**WHAT YOU ARE ASKED TO DO:**
State the number of lines in these records that include the word "this", and add nothing to it.

**GIVEN RECORDS:**
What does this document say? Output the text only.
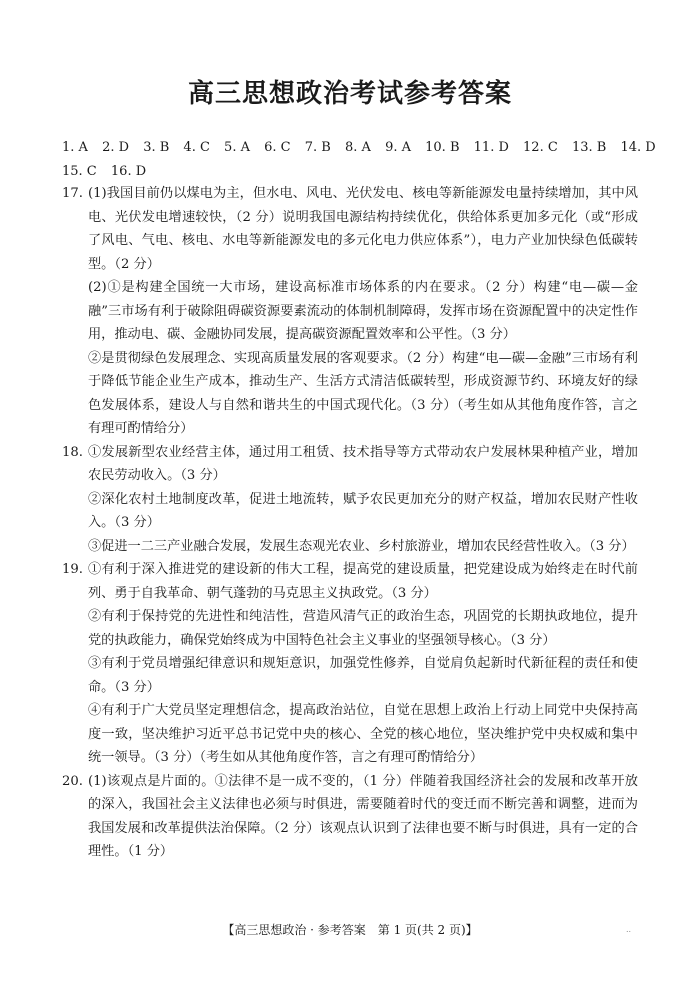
高三思想政治考试参考答案
1. A 2. D 3. B 4. C 5. A 6. C 7. B 8. A 9. A 10. B 11. D 12. C 13. B 14. D
15. C 16. D
17. (1)我国目前仍以煤电为主，但水电、风电、光伏发电、核电等新能源发电量持续增加，其中风电、光伏发电增速较快，（2 分）说明我国电源结构持续优化，供给体系更加多元化（或“形成了风电、气电、核电、水电等新能源发电的多元化电力供应体系”），电力产业加快绿色低碳转型。（2 分）

(2)①是构建全国统一大市场，建设高标准市场体系的内在要求。（2 分）构建“电—碳—金融”三市场有利于破除阻碍碳资源要素流动的体制机制障碍，发挥市场在资源配置中的决定性作用，推动电、碳、金融协同发展，提高碳资源配置效率和公平性。（3 分）

②是贯彻绿色发展理念、实现高质量发展的客观要求。（2 分）构建“电—碳—金融”三市场有利于降低节能企业生产成本，推动生产、生活方式清洁低碳转型，形成资源节约、环境友好的绿色发展体系，建设人与自然和谐共生的中国式现代化。（3 分）（考生如从其他角度作答，言之有理可酌情给分）

18. ①发展新型农业经营主体，通过用工租赁、技术指导等方式带动农户发展林果种植产业，增加农民劳动收入。（3 分）

②深化农村土地制度改革，促进土地流转，赋予农民更加充分的财产权益，增加农民财产性收入。（3 分）

③促进一二三产业融合发展，发展生态观光农业、乡村旅游业，增加农民经营性收入。（3 分）

19. ①有利于深入推进党的建设新的伟大工程，提高党的建设质量，把党建设成为始终走在时代前列、勇于自我革命、朝气蓬勃的马克思主义执政党。（3 分）

②有利于保持党的先进性和纯洁性，营造风清气正的政治生态，巩固党的长期执政地位，提升党的执政能力，确保党始终成为中国特色社会主义事业的坚强领导核心。（3 分）

③有利于党员增强纪律意识和规矩意识，加强党性修养，自觉肩负起新时代新征程的责任和使命。（3 分）

④有利于广大党员坚定理想信念，提高政治站位，自觉在思想上政治上行动上同党中央保持高度一致，坚决维护习近平总书记党中央的核心、全党的核心地位，坚决维护党中央权威和集中统一领导。（3 分）（考生如从其他角度作答，言之有理可酌情给分）

20. (1)该观点是片面的。①法律不是一成不变的，（1 分）伴随着我国经济社会的发展和改革开放的深入，我国社会主义法律也必须与时俱进，需要随着时代的变迁而不断完善和调整，进而为我国发展和改革提供法治保障。（2 分）该观点认识到了法律也要不断与时俱进，具有一定的合理性。（1 分）

【高三思想政治 · 参考答案　第 1 页(共 2 页)】	..
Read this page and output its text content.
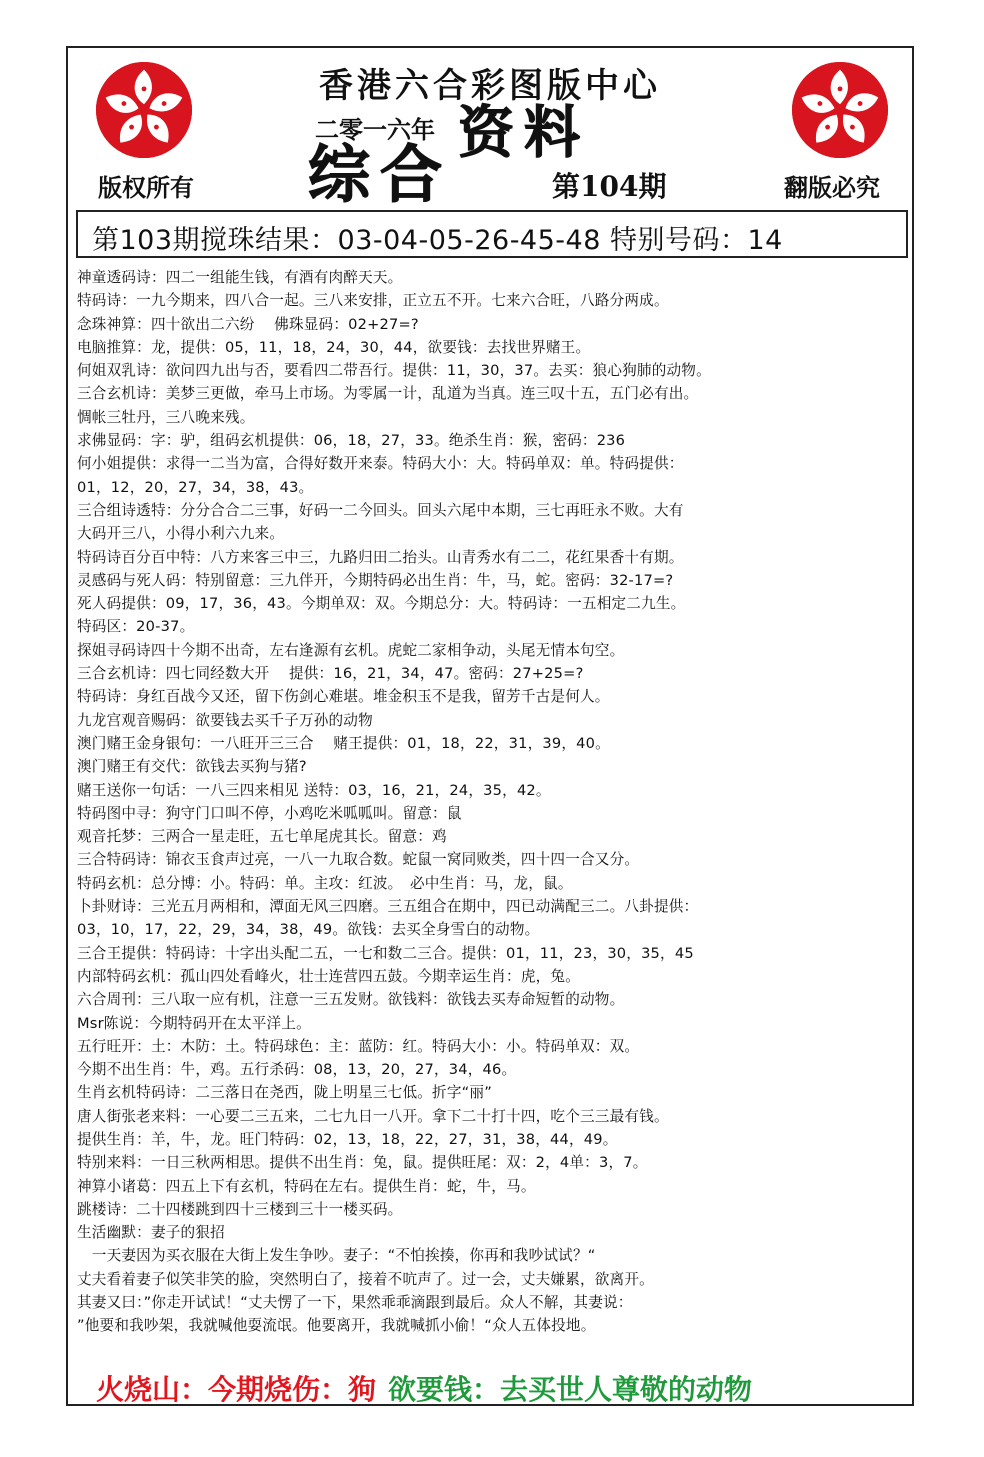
香港六合彩图版中心
二零一六年
综合资料
版权所有	翻版必究
第104期
第103期搅珠结果：03-04-05-26-45-48 特别号码：14
神童透码诗：四二一组能生钱，有酒有肉醉天天。
特码诗：一九今期来，四八合一起。三八来安排，正立五不开。七来六合旺，八路分两成。
念珠神算：四十欲出二六纷　 佛珠显码：02+27=?
电脑推算：龙，提供：05，11，18，24，30，44，欲要钱：去找世界赌王。
何姐双乳诗：欲问四九出与否，要看四二带吾行。提供：11，30，37。去买：狼心狗肺的动物。
三合玄机诗：美梦三更做，牵马上市场。为零属一计，乱道为当真。连三叹十五，五门必有出。
惆帐三牡丹，三八晚来残。
求佛显码：字：驴，组码玄机提供：06，18，27，33。绝杀生肖：猴，密码：236
何小姐提供：求得一二当为富，合得好数开来泰。特码大小：大。特码单双：单。特码提供：
01，12，20，27，34，38，43。
三合组诗透特：分分合合二三事，好码一二今回头。回头六尾中本期，三七再旺永不败。大有
大码开三八，小得小利六九来。
特码诗百分百中特：八方来客三中三，九路归田二抬头。山青秀水有二二，花红果香十有期。
灵感码与死人码：特别留意：三九伴开，今期特码必出生肖：牛，马，蛇。密码：32-17=?
死人码提供：09，17，36，43。今期单双：双。今期总分：大。特码诗：一五相定二九生。
特码区：20-37。
探姐寻码诗四十今期不出奇，左右逢源有玄机。虎蛇二家相争动，头尾无情本句空。
三合玄机诗：四七同经数大开　 提供：16，21，34，47。密码：27+25=?
特码诗：身红百战今又还，留下伤剑心难堪。堆金积玉不是我，留芳千古是何人。
九龙宫观音赐码：欲要钱去买千子万孙的动物
澳门赌王金身银句：一八旺开三三合　 赌王提供：01，18，22，31，39，40。
澳门赌王有交代：欲钱去买狗与猪?
赌王送你一句话：一八三四来相见 送特：03，16，21，24，35，42。
特码图中寻：狗守门口叫不停，小鸡吃米呱呱叫。留意：鼠
观音托梦：三两合一星走旺，五七单尾虎其长。留意：鸡
三合特码诗：锦衣玉食声过亮，一八一九取合数。蛇鼠一窝同败类，四十四一合又分。
特码玄机：总分博：小。特码：单。主攻：红波。　必中生肖：马，龙，鼠。
卜卦财诗：三光五月两相和，潭面无风三四磨。三五组合在期中，四已动满配三二。八卦提供：
03，10，17，22，29，34，38，49。欲钱：去买全身雪白的动物。
三合王提供：特码诗：十字出头配二五，一七和数二三合。提供：01，11，23，30，35，45
内部特码玄机：孤山四处看峰火，壮士连营四五鼓。今期幸运生肖：虎，兔。
六合周刊：三八取一应有机，注意一三五发财。欲钱料：欲钱去买寿命短暂的动物。
Msr陈说：今期特码开在太平洋上。
五行旺开：土：木防：土。特码球色：主：蓝防：红。特码大小：小。特码单双：双。
今期不出生肖：牛，鸡。五行杀码：08，13，20，27，34，46。
生肖玄机特码诗：二三落日在尧西，陇上明星三七低。折字“丽”
唐人街张老来料：一心要二三五来，二七九日一八开。拿下二十打十四，吃个三三最有钱。
提供生肖：羊，牛，龙。旺门特码：02，13，18，22，27，31，38，44，49。
特别来料：一日三秋两相思。提供不出生肖：兔，鼠。提供旺尾：双：2，4单：3，7。
神算小诸葛：四五上下有玄机，特码在左右。提供生肖：蛇，牛，马。
跳楼诗：二十四楼跳到四十三楼到三十一楼买码。
生活幽默：妻子的狠招
　一天妻因为买衣服在大街上发生争吵。妻子：“不怕挨揍，你再和我吵试试？“
丈夫看着妻子似笑非笑的脸，突然明白了，接着不吭声了。过一会，丈夫嫌累，欲离开。
其妻又曰：”你走开试试！“丈夫愣了一下，果然乖乖滴跟到最后。众人不解，其妻说：
”他要和我吵架，我就喊他耍流氓。他要离开，我就喊抓小偷！“众人五体投地。
火烧山：今期烧伤：狗 欲要钱：去买世人尊敬的动物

**WRITTEN ANSWER:**
2